Saturday, June 25, 2011

Taos Farmers Market

If you're lucky, you live in a community that has at least one farmers market. When we lived in Seattle, my first beads sales venues were the weekly markets. I'd make the rounds to 3 or 4 markets each week, all summer long, and grew to love market life and the people who lived it. Here in Taos we have the Red Willow Market on Wednesdays, which I haven't been to yet, the Sunday Market, which was pretty small last time I checked a couple of weeks ago, and the Taos Farmers Market on Saturdays, which I absolutely love. Over the past few years it's grown into a happening weekly event, with live music, palm readings, children's activities, and of course, loads of beautiful fresh local produce. Rick and I went early this morning, and looped through the booths twice, filling our basket and stopping to visit with friends. It doesn't look like crafters are allowed to sell here, like they do in Seattle, but that's OK with me. I'd much rather go to support the local growers than to try to sell beads alongside arugula and radishes.

- _DATA EXTRACT_:
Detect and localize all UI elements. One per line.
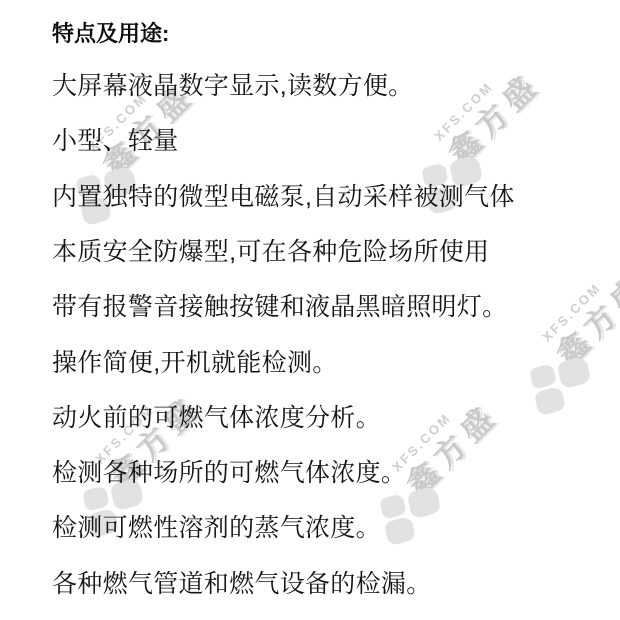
feature-line: 动火前的可燃气体浓度分析。 (52, 403, 381, 433)
feature-line: 操作简便,开机就能检测。 (52, 348, 338, 378)
feature-line: 各种燃气管道和燃气设备的检漏。 (52, 569, 432, 599)
feature-line: 本质安全防爆型,可在各种危险场所使用 (52, 237, 489, 267)
feature-line: 检测可燃性溶剂的蒸气浓度。 (52, 513, 381, 543)
feature-line: 带有报警音接触按键和液晶黑暗照明灯。 (52, 292, 507, 322)
feature-line: 大屏幕液晶数字显示,读数方便。 (52, 71, 413, 101)
feature-line: 检测各种场所的可燃气体浓度。 (52, 458, 406, 488)
document-page: XFS.COM鑫方盛XFS.COM鑫方盛XFS.COM鑫方盛XFS.COM鑫方盛… (0, 0, 620, 620)
feature-text-block: 特点及用途: 大屏幕液晶数字显示,读数方便。小型、轻量内置独特的微型电磁泵,自动… (0, 0, 620, 620)
feature-line: 小型、轻量 (52, 126, 179, 156)
feature-line: 内置独特的微型电磁泵,自动采样被测气体 (52, 182, 515, 212)
page-title: 特点及用途: (52, 20, 169, 48)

- _TASKS AND EXERCISES_:
• a. In the entries, retype the lines starting at the one that contains "feature-line: 动火前的可燃气体浓度分析。 (52, 403, 381, 433)" and ending at the one that contains "feature-line: 检测可燃性溶剂的蒸气浓度。 (52, 513, 381, 543)", including both.
• b. Continue the blog post about the Taos Farmers Market from where it stops.

- _OUTPUTS FOR THE TASKS_:
• a.
feature-line: 动火前的可燃气体浓度分析。 (52, 403, 381, 433)
feature-line: 操作简便,开机就能检测。 (52, 348, 338, 378)
feature-line: 各种燃气管道和燃气设备的检漏。 (52, 569, 432, 599)
feature-line: 本质安全防爆型,可在各种危险场所使用 (52, 237, 489, 267)
feature-line: 检测可燃性溶剂的蒸气浓度。 (52, 513, 381, 543)

• b.
This is our friend and neighbor Uschi. She grows the most beautiful greens.

Uschi also grows gorgeously colorful root veggies and other wonders of nature.
She gave me my first kohlrabi last week. What a treat!

The Scone Man was there. The one that's missing here would be Rick's.

Greens everywhere.

Our friends from Argentina recently started this empanada business, and named it for their daughter Lux.
They assure me they're working on a vegan "hempanada" with kimchi. I can't wait!

We got some wheat sprouts here, and a bag a fava beans to either sprout or cook up in some delicious way.

Vegetable Art
 
Morels aren't cheap, but they'll sure make a nice treat for our Saturday night dinner.

Beautiful bread of all kinds.

The newspaper seller keeps an extra chair handy so friends can stop and chat.

There's lots of shade and seating, so shoppers can rest and enjoy a burrito or espresso.

T-shirt, hat, and basket sales help support the market.

Live music today was the popular and talented Tina and Her Pony.
That's Tina on guitar, and her pony plays cello.

The Hanuman Temple offers fun for kids each week. Last week it was a puppet show, and today they were making felt flowers, fruits, and vegetables to decorate their banner. I made some lovely felt chard. Big kids are always welcome.

The crowds seem to be growing each week. It's nice to see such a good turnout.

Here's our haul for this week, which is supplemented by a personal delivery from Uschi mid-week,
and sometimes from other friends who's gardens are producing like crazy all of a sudden.
Now get your own sweet self to the farmers market near you. And if you make it to the Taos Market, I'll see you there!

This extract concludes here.